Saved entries

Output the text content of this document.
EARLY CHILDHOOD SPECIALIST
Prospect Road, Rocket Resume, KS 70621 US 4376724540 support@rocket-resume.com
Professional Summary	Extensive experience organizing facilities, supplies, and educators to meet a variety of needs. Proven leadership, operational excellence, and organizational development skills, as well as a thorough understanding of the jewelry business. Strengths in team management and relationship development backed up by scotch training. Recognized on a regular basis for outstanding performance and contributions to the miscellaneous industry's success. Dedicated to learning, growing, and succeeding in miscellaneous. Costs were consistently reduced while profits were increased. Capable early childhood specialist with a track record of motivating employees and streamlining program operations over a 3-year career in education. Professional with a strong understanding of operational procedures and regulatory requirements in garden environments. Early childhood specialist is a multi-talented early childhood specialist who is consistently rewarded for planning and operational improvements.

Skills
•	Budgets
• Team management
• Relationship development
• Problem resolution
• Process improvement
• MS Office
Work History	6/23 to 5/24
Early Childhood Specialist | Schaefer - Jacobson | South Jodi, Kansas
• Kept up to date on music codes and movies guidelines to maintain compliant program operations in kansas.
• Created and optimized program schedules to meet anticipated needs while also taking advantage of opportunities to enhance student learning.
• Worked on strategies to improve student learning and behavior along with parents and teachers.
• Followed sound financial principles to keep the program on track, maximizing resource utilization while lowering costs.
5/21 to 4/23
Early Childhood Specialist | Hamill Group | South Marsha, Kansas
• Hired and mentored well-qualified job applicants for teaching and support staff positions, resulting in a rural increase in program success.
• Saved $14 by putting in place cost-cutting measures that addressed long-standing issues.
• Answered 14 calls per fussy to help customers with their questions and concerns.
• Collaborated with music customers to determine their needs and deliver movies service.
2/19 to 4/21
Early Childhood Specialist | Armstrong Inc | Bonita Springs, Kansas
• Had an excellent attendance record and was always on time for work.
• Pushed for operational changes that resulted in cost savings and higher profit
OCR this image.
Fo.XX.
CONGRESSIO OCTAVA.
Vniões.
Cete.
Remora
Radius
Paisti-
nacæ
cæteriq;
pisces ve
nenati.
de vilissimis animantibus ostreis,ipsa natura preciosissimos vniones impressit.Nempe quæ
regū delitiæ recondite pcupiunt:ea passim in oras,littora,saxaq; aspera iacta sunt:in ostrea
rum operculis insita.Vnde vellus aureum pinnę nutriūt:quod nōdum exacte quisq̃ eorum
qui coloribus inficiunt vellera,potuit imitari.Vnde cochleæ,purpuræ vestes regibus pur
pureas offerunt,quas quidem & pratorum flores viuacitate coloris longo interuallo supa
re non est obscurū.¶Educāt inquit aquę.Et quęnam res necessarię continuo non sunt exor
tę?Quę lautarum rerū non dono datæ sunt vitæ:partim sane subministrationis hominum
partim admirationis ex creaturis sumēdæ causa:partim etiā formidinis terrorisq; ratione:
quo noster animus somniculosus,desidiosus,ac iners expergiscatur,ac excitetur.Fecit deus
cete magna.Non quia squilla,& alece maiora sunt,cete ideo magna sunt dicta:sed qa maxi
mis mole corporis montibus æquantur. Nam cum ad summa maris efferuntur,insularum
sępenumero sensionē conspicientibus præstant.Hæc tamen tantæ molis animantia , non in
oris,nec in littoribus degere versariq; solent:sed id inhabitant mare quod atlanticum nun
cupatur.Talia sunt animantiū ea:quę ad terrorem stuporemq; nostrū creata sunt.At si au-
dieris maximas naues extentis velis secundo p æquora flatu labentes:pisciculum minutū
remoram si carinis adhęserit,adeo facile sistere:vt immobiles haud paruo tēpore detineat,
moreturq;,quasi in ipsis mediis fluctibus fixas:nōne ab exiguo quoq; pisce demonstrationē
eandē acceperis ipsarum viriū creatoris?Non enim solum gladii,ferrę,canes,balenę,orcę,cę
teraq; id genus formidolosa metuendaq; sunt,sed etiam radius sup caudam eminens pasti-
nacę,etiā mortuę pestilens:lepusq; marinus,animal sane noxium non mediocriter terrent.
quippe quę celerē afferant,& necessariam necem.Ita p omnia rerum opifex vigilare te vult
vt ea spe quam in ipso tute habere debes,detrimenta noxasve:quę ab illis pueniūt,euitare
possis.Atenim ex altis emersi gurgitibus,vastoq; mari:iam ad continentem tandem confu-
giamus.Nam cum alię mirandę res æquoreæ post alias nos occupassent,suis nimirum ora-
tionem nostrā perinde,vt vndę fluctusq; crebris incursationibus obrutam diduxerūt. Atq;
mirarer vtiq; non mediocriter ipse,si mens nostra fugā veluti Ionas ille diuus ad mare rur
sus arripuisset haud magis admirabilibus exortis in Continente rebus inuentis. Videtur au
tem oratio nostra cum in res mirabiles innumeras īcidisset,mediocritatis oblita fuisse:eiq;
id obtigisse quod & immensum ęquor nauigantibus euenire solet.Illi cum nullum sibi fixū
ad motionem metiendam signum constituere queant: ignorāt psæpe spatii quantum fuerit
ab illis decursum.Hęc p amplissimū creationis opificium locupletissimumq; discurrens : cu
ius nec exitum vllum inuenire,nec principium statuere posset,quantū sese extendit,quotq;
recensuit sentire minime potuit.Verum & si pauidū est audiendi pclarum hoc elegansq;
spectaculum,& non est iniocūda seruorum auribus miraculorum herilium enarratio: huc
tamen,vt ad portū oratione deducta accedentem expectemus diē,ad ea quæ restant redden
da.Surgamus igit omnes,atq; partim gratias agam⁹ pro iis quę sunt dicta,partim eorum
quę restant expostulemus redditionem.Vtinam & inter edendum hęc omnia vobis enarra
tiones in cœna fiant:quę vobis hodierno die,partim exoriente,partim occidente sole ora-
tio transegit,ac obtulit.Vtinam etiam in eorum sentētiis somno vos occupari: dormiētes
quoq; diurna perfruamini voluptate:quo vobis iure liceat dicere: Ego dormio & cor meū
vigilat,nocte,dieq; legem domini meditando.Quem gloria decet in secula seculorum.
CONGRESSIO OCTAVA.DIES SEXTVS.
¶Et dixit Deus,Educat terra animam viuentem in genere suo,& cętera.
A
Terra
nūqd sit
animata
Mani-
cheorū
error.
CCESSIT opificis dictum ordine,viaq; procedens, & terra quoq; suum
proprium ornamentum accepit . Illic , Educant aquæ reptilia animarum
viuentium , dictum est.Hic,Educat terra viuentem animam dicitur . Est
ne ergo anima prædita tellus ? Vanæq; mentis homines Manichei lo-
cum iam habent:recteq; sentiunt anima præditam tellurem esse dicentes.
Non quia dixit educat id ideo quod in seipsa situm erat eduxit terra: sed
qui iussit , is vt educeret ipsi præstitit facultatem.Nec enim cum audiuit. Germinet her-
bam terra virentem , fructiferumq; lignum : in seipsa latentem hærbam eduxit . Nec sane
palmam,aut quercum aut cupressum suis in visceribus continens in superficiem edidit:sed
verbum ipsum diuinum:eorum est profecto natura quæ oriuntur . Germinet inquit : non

[JOB]
Retype each record exactly, leaving nothing out.

[ANSWER FOR THIS EXERCISE]
Output the text content of this document.
EARLY CHILDHOOD SPECIALIST
Prospect Road, Rocket Resume, KS 70621 US 4376724540 support@rocket-resume.com
Professional Summary	Extensive experience organizing facilities, supplies, and educators to meet a variety of needs. Proven leadership, operational excellence, and organizational development skills, as well as a thorough understanding of the jewelry business. Strengths in team management and relationship development backed up by scotch training. Recognized on a regular basis for outstanding performance and contributions to the miscellaneous industry's success. Dedicated to learning, growing, and succeeding in miscellaneous. Costs were consistently reduced while profits were increased. Capable early childhood specialist with a track record of motivating employees and streamlining program operations over a 3-year career in education. Professional with a strong understanding of operational procedures and regulatory requirements in garden environments. Early childhood specialist is a multi-talented early childhood specialist who is consistently rewarded for planning and operational improvements.

Skills
•	Budgets
• Team management
• Relationship development
• Problem resolution
• Process improvement
• MS Office
Work History	6/23 to 5/24
Early Childhood Specialist | Schaefer - Jacobson | South Jodi, Kansas
• Kept up to date on music codes and movies guidelines to maintain compliant program operations in kansas.
• Created and optimized program schedules to meet anticipated needs while also taking advantage of opportunities to enhance student learning.
• Worked on strategies to improve student learning and behavior along with parents and teachers.
• Followed sound financial principles to keep the program on track, maximizing resource utilization while lowering costs.
5/21 to 4/23
Early Childhood Specialist | Hamill Group | South Marsha, Kansas
• Hired and mentored well-qualified job applicants for teaching and support staff positions, resulting in a rural increase in program success.
• Saved $14 by putting in place cost-cutting measures that addressed long-standing issues.
• Answered 14 calls per fussy to help customers with their questions and concerns.
• Collaborated with music customers to determine their needs and deliver movies service.
2/19 to 4/21
Early Childhood Specialist | Armstrong Inc | Bonita Springs, Kansas
• Had an excellent attendance record and was always on time for work.
• Pushed for operational changes that resulted in cost savings and higher profit
OCR this image.
Fo.XX.
CONGRESSIO OCTAVA.
Vniões.
Cete.
Remora
Radius
Paisti-
nacæ
cæteriq;
pisces ve
nenati.
de vilissimis animantibus ostreis,ipsa natura preciosissimos vniones impressit.Nempe quæ
regū delitiæ recondite pcupiunt:ea passim in oras,littora,saxaq; aspera iacta sunt:in ostrea
rum operculis insita.Vnde vellus aureum pinnę nutriūt:quod nōdum exacte quisq̃ eorum
qui coloribus inficiunt vellera,potuit imitari.Vnde cochleæ,purpuræ vestes regibus pur
pureas offerunt,quas quidem & pratorum flores viuacitate coloris longo interuallo supa
re non est obscurū.¶Educāt inquit aquę.Et quęnam res necessarię continuo non sunt exor
tę?Quę lautarum rerū non dono datæ sunt vitæ:partim sane subministrationis hominum
partim admirationis ex creaturis sumēdæ causa:partim etiā formidinis terrorisq; ratione:
quo noster animus somniculosus,desidiosus,ac iners expergiscatur,ac excitetur.Fecit deus
cete magna.Non quia squilla,& alece maiora sunt,cete ideo magna sunt dicta:sed qa maxi
mis mole corporis montibus æquantur. Nam cum ad summa maris efferuntur,insularum
sępenumero sensionē conspicientibus præstant.Hæc tamen tantæ molis animantia , non in
oris,nec in littoribus degere versariq; solent:sed id inhabitant mare quod atlanticum nun
cupatur.Talia sunt animantiū ea:quę ad terrorem stuporemq; nostrū creata sunt.At si au-
dieris maximas naues extentis velis secundo p æquora flatu labentes:pisciculum minutū
remoram si carinis adhęserit,adeo facile sistere:vt immobiles haud paruo tēpore detineat,
moreturq;,quasi in ipsis mediis fluctibus fixas:nōne ab exiguo quoq; pisce demonstrationē
eandē acceperis ipsarum viriū creatoris?Non enim solum gladii,ferrę,canes,balenę,orcę,cę
teraq; id genus formidolosa metuendaq; sunt,sed etiam radius sup caudam eminens pasti-
nacę,etiā mortuę pestilens:lepusq; marinus,animal sane noxium non mediocriter terrent.
quippe quę celerē afferant,& necessariam necem.Ita p omnia rerum opifex vigilare te vult
vt ea spe quam in ipso tute habere debes,detrimenta noxasve:quę ab illis pueniūt,euitare
possis.Atenim ex altis emersi gurgitibus,vastoq; mari:iam ad continentem tandem confu-
giamus.Nam cum alię mirandę res æquoreæ post alias nos occupassent,suis nimirum ora-
tionem nostrā perinde,vt vndę fluctusq; crebris incursationibus obrutam diduxerūt. Atq;
mirarer vtiq; non mediocriter ipse,si mens nostra fugā veluti Ionas ille diuus ad mare rur
sus arripuisset haud magis admirabilibus exortis in Continente rebus inuentis. Videtur au
tem oratio nostra cum in res mirabiles innumeras īcidisset,mediocritatis oblita fuisse:eiq;
id obtigisse quod & immensum ęquor nauigantibus euenire solet.Illi cum nullum sibi fixū
ad motionem metiendam signum constituere queant: ignorāt psæpe spatii quantum fuerit
ab illis decursum.Hęc p amplissimū creationis opificium locupletissimumq; discurrens : cu
ius nec exitum vllum inuenire,nec principium statuere posset,quantū sese extendit,quotq;
recensuit sentire minime potuit.Verum & si pauidū est audiendi pclarum hoc elegansq;
spectaculum,& non est iniocūda seruorum auribus miraculorum herilium enarratio: huc
tamen,vt ad portū oratione deducta accedentem expectemus diē,ad ea quæ restant redden
da.Surgamus igit omnes,atq; partim gratias agam⁹ pro iis quę sunt dicta,partim eorum
quę restant expostulemus redditionem.Vtinam & inter edendum hęc omnia vobis enarra
tiones in cœna fiant:quę vobis hodierno die,partim exoriente,partim occidente sole ora-
tio transegit,ac obtulit.Vtinam etiam in eorum sentētiis somno vos occupari: dormiētes
quoq; diurna perfruamini voluptate:quo vobis iure liceat dicere: Ego dormio & cor meū
vigilat,nocte,dieq; legem domini meditando.Quem gloria decet in secula seculorum.
CONGRESSIO OCTAVA.DIES SEXTVS.
¶Et dixit Deus,Educat terra animam viuentem in genere suo,& cętera.
A
Terra
nūqd sit
animata
Mani-
cheorū
error.
CCESSIT opificis dictum ordine,viaq; procedens, & terra quoq; suum
proprium ornamentum accepit . Illic , Educant aquæ reptilia animarum
viuentium , dictum est.Hic,Educat terra viuentem animam dicitur . Est
ne ergo anima prædita tellus ? Vanæq; mentis homines Manichei lo-
cum iam habent:recteq; sentiunt anima præditam tellurem esse dicentes.
Non quia dixit educat id ideo quod in seipsa situm erat eduxit terra: sed
qui iussit , is vt educeret ipsi præstitit facultatem.Nec enim cum audiuit. Germinet her-
bam terra virentem , fructiferumq; lignum : in seipsa latentem hærbam eduxit . Nec sane
palmam,aut quercum aut cupressum suis in visceribus continens in superficiem edidit:sed
verbum ipsum diuinum:eorum est profecto natura quæ oriuntur . Germinet inquit : non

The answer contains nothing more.